* GOAL OF THE EXERCISE
Copy every line from the material below that holds "appointments".

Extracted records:
%%

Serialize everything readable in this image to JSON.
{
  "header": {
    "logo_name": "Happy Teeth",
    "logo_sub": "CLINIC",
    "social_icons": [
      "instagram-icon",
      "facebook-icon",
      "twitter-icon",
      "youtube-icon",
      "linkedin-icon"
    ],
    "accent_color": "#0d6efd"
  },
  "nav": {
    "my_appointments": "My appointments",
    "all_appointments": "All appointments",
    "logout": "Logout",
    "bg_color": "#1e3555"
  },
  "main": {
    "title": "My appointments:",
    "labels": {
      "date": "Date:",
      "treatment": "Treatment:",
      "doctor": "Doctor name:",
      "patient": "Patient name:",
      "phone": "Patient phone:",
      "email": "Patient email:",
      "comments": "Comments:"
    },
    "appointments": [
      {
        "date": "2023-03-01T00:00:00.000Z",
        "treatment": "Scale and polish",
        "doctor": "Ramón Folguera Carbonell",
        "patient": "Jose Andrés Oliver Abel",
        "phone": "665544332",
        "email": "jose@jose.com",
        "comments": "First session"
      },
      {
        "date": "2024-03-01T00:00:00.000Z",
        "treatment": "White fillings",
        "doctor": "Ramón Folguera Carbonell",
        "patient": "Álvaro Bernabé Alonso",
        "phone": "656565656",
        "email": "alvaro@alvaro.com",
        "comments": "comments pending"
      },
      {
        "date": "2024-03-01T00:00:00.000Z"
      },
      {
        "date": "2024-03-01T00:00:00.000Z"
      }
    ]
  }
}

%%

* REPLY
    "my_appointments": "My appointments",
    "all_appointments": "All appointments",
    "title": "My appointments:",
    "appointments": [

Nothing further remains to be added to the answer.